**Task directions**
Gather up all lines that carry the word "提高防洪意识".

◆ ◆ ◆

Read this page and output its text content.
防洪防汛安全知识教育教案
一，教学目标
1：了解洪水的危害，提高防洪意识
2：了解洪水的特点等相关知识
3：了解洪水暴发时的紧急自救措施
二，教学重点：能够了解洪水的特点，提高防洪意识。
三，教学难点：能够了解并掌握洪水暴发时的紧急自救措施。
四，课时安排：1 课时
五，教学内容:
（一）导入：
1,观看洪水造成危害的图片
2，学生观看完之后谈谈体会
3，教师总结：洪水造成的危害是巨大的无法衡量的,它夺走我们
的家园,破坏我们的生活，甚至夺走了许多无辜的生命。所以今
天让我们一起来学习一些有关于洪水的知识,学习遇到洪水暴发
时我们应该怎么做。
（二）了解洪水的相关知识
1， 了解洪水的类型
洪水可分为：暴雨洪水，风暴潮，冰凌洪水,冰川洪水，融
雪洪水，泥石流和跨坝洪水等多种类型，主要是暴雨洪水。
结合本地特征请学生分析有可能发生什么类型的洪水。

◆ ◆ ◆

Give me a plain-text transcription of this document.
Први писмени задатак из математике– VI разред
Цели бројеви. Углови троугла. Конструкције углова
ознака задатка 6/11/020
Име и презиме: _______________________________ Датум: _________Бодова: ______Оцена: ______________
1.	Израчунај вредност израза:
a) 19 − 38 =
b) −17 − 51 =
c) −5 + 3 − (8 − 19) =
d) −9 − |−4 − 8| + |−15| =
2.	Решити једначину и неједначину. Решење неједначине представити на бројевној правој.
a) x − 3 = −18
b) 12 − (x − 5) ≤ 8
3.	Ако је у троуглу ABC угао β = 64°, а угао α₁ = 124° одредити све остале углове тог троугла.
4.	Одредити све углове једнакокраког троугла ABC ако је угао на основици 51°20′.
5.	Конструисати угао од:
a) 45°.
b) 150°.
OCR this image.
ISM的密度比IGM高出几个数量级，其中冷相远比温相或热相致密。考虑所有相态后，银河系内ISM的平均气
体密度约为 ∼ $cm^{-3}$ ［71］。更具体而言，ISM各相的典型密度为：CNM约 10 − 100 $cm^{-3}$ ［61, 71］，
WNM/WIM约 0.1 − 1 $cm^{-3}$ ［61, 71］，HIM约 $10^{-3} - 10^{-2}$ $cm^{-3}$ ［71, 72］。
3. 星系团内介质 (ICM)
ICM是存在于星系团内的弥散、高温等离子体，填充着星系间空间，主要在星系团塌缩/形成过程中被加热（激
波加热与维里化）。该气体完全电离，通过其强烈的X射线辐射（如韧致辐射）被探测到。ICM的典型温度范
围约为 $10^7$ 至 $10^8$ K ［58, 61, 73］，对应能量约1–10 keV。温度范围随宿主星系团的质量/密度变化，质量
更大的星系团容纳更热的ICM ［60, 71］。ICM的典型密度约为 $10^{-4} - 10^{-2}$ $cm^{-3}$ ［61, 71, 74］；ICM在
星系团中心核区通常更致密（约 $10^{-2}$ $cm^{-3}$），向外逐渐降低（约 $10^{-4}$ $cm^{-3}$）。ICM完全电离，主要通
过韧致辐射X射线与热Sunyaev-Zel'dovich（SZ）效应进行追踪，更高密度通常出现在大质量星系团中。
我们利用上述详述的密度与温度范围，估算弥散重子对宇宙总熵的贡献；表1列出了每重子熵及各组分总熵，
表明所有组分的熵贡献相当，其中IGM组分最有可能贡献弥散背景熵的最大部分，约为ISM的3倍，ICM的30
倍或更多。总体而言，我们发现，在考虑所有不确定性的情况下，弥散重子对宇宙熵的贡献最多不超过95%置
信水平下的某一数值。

◆ ◆ ◆

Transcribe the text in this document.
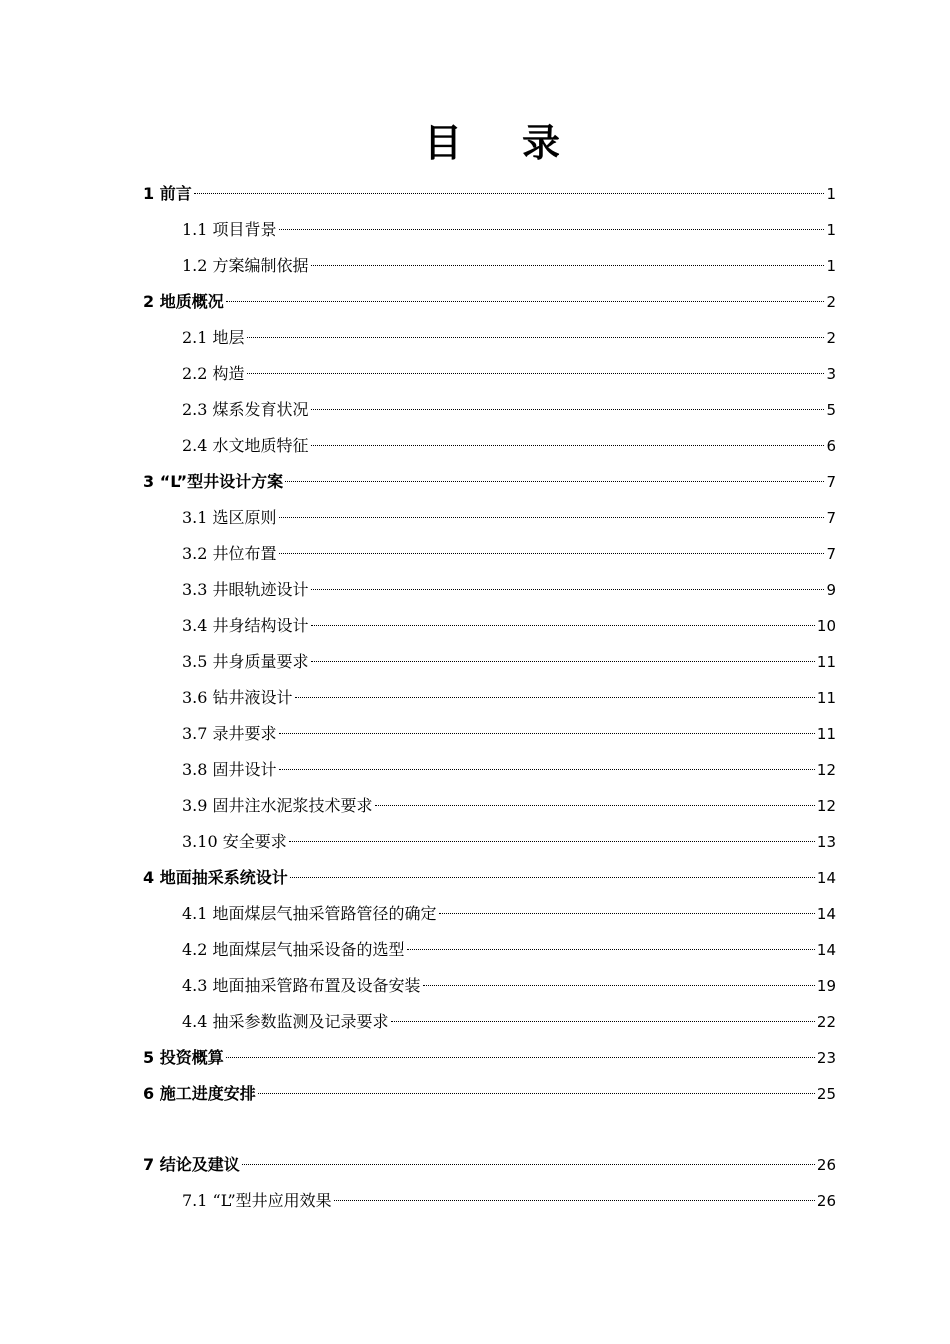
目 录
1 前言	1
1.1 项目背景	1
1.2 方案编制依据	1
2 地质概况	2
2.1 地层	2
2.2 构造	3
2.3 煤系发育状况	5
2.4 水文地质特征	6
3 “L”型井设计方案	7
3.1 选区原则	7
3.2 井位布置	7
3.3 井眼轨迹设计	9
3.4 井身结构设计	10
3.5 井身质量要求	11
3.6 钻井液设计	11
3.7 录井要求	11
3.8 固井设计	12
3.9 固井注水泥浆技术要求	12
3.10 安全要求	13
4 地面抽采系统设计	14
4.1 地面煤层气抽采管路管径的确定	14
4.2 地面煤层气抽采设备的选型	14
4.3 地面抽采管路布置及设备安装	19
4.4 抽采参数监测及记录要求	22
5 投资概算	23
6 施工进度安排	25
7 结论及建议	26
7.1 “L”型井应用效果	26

◆ ◆ ◆

**Right answer**
1：了解洪水的危害，提高防洪意识
二，教学重点：能够了解洪水的特点，提高防洪意识。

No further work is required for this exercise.